Work through the data line by line, gathering every line that has the word "this".

..........

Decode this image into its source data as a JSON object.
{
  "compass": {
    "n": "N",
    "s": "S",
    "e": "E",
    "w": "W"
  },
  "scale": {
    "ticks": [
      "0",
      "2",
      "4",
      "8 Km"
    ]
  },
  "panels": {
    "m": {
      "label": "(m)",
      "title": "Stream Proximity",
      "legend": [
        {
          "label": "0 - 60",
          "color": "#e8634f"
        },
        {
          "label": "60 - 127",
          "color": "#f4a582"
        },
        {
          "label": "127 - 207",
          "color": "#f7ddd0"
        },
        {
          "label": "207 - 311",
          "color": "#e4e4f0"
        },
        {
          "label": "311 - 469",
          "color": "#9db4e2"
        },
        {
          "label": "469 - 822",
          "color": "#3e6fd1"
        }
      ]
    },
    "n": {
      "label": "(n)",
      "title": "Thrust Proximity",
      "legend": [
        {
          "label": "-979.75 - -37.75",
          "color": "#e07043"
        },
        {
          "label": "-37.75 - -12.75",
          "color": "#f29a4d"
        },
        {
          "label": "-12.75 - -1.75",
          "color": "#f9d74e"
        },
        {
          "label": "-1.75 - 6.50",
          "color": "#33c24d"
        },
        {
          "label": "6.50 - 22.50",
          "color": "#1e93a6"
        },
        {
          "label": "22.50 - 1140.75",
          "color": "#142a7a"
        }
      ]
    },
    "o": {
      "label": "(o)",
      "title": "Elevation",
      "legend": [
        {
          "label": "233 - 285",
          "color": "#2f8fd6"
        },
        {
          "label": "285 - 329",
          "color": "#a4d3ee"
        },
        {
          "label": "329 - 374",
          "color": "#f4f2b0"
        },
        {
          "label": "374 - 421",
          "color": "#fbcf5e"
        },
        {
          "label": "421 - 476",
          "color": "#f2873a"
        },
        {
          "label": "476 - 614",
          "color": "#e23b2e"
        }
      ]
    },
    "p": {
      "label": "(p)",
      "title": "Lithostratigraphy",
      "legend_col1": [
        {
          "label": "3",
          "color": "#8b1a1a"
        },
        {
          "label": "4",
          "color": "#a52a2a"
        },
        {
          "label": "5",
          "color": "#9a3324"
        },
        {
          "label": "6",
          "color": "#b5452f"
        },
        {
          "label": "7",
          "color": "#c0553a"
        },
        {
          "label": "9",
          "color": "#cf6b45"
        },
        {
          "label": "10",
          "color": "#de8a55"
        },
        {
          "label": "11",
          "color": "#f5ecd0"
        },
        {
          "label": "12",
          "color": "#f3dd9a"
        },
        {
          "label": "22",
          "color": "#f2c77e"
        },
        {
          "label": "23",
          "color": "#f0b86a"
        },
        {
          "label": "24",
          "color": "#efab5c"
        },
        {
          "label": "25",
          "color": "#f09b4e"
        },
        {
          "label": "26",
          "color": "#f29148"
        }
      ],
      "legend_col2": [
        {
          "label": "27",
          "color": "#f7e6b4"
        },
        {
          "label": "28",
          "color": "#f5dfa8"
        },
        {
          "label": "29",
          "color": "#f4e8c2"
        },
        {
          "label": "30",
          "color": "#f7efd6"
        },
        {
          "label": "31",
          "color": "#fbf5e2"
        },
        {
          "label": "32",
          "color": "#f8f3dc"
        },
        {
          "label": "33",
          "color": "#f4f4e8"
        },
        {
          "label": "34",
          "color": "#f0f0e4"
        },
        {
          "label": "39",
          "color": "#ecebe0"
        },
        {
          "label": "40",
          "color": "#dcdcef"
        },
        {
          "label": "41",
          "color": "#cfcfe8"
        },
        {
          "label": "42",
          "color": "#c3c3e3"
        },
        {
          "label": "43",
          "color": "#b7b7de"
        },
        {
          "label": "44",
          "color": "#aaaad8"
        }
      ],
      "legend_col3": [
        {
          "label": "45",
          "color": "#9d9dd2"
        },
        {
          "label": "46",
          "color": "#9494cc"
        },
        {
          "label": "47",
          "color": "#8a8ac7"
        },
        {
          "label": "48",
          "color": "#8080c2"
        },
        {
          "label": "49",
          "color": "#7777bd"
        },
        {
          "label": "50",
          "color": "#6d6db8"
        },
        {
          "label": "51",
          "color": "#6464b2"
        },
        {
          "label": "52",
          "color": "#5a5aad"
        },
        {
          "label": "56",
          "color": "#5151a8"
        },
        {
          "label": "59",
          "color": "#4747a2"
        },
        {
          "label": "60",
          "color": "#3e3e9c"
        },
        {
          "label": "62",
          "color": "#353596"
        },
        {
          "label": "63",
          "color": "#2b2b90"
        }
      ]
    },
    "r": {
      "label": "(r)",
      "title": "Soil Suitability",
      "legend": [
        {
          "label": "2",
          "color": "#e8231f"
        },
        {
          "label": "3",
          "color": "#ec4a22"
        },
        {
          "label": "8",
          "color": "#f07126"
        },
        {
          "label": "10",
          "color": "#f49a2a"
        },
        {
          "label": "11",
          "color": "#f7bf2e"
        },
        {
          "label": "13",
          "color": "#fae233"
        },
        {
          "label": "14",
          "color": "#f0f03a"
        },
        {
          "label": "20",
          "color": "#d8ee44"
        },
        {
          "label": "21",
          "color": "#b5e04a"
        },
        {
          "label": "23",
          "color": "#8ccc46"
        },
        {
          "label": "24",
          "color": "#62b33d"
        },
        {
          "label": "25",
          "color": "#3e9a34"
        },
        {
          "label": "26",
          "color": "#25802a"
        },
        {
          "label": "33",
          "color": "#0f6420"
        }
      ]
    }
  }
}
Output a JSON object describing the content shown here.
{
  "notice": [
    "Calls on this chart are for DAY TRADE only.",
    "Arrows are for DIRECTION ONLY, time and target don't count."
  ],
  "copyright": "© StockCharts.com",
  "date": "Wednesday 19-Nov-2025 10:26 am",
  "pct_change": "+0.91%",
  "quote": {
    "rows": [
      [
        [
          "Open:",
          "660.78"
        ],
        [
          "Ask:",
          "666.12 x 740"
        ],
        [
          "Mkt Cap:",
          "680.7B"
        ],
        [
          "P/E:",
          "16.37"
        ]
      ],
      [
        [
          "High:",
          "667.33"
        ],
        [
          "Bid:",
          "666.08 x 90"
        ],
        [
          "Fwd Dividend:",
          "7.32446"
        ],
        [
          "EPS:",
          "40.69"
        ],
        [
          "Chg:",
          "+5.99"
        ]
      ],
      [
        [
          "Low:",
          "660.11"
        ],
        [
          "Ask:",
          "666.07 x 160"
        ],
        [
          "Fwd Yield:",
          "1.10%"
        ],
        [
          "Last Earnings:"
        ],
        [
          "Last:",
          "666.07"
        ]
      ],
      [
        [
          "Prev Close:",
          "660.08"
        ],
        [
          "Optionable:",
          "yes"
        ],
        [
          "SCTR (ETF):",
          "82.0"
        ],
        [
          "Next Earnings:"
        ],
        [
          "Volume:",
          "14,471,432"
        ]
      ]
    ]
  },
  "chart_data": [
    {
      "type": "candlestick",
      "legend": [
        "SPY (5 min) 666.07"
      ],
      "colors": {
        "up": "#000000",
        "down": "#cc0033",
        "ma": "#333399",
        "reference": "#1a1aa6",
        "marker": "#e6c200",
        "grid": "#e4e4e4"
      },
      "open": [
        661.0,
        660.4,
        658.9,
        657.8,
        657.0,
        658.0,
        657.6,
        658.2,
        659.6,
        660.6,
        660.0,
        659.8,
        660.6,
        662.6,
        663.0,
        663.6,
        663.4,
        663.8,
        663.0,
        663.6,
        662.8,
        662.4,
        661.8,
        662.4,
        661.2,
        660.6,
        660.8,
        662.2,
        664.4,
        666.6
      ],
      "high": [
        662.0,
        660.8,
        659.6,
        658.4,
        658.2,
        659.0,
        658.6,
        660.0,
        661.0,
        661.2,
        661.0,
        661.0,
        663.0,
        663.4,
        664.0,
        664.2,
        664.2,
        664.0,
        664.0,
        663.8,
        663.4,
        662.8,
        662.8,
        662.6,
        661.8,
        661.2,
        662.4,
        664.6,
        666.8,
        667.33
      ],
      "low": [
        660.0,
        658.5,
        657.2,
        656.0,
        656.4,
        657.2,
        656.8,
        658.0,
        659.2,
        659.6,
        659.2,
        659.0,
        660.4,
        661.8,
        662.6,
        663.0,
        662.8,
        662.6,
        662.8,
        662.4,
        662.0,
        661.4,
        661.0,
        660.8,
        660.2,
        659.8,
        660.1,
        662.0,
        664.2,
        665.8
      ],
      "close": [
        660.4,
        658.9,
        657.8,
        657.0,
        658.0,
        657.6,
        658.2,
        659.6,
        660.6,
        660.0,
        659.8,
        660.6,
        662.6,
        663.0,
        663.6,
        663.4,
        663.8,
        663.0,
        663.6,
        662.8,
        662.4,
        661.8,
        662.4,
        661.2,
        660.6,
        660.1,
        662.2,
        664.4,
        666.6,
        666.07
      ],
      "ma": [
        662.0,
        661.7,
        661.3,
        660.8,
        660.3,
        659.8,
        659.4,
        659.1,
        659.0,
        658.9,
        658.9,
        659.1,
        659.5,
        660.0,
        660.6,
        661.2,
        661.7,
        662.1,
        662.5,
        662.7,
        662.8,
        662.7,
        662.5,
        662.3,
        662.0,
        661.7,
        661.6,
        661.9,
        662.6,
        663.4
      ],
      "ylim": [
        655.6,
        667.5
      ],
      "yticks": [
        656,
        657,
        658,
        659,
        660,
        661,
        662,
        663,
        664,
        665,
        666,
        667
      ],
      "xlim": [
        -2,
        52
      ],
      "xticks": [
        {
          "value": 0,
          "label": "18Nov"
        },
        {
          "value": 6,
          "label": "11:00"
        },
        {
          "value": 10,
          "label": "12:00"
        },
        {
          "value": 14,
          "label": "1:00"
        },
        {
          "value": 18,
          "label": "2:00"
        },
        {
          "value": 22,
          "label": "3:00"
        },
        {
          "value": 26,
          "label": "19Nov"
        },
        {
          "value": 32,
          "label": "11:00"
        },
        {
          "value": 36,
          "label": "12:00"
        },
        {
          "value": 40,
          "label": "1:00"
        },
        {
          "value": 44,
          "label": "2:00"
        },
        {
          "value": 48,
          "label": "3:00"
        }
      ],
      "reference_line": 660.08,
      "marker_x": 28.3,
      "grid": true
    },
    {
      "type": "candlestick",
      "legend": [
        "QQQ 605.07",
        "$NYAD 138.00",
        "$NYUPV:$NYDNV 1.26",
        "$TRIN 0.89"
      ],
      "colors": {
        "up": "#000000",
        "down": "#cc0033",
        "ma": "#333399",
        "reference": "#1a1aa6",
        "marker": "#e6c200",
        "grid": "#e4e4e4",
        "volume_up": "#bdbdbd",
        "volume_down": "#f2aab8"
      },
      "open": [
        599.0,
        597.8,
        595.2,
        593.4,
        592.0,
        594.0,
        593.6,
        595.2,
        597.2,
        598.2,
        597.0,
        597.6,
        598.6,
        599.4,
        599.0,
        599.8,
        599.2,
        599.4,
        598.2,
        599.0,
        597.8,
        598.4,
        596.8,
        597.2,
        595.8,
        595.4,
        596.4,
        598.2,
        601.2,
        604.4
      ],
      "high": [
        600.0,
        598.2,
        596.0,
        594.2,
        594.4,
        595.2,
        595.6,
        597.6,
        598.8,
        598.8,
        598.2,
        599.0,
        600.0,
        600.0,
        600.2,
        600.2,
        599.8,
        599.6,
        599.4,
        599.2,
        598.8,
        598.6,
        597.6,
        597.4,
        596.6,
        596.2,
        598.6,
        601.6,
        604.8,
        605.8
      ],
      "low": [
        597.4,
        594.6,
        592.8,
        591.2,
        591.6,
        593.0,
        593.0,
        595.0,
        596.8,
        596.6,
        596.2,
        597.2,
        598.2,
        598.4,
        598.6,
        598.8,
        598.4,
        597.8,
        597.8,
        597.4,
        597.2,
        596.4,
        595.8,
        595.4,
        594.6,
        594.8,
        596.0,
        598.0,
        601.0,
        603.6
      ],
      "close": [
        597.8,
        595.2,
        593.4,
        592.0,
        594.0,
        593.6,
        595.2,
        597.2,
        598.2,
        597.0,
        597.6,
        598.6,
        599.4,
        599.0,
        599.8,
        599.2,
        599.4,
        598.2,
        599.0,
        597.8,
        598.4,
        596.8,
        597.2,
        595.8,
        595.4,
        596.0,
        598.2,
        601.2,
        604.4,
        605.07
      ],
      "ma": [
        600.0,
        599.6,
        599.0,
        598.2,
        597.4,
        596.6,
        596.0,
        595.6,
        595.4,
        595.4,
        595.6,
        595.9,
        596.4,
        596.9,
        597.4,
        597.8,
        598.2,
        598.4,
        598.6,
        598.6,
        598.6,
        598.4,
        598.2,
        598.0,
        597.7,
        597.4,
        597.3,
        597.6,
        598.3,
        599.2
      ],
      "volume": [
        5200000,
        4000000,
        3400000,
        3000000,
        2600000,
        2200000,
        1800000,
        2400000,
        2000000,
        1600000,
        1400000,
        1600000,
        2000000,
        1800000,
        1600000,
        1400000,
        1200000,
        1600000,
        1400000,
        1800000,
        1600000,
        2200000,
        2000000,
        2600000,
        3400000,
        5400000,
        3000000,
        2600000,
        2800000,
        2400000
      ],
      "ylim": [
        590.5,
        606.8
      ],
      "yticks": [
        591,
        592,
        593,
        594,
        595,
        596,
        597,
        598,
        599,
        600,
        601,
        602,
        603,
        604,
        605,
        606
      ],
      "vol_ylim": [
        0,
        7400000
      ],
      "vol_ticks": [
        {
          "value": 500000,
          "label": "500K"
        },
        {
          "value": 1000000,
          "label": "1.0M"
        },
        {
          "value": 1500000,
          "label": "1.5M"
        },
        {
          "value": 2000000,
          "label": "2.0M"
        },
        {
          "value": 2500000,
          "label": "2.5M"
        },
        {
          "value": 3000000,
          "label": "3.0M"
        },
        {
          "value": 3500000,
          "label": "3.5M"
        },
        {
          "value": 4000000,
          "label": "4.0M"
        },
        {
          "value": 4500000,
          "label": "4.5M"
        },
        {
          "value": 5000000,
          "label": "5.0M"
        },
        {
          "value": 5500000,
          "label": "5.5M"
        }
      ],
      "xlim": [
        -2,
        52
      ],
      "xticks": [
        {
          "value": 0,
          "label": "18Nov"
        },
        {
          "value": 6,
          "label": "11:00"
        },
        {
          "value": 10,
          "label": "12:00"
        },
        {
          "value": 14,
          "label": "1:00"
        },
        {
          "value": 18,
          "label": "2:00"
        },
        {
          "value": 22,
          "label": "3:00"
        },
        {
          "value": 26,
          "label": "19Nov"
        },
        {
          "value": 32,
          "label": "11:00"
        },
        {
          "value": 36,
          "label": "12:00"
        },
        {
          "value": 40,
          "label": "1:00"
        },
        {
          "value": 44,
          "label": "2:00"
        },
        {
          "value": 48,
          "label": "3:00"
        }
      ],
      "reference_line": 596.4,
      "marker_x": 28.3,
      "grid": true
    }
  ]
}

..........

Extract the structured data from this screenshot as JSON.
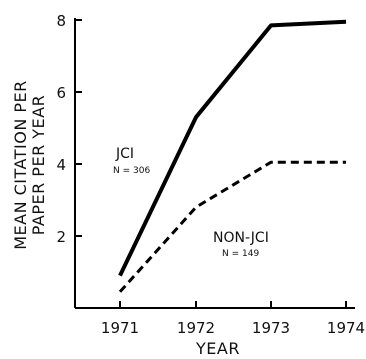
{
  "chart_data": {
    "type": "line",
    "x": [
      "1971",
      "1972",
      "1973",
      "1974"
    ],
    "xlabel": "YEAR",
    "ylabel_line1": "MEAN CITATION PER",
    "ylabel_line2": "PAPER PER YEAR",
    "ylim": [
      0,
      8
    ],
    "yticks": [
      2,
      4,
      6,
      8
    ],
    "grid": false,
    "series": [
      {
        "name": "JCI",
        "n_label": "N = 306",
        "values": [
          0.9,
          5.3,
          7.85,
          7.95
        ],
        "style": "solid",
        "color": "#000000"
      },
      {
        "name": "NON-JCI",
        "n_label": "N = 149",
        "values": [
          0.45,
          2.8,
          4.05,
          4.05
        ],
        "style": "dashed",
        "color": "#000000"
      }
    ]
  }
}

..........

◆ **Task solution**
Decode this image into its source data as a JSON object.
    "Calls on this chart are for DAY TRADE only.",
Extract the structured data from this screenshot as JSON.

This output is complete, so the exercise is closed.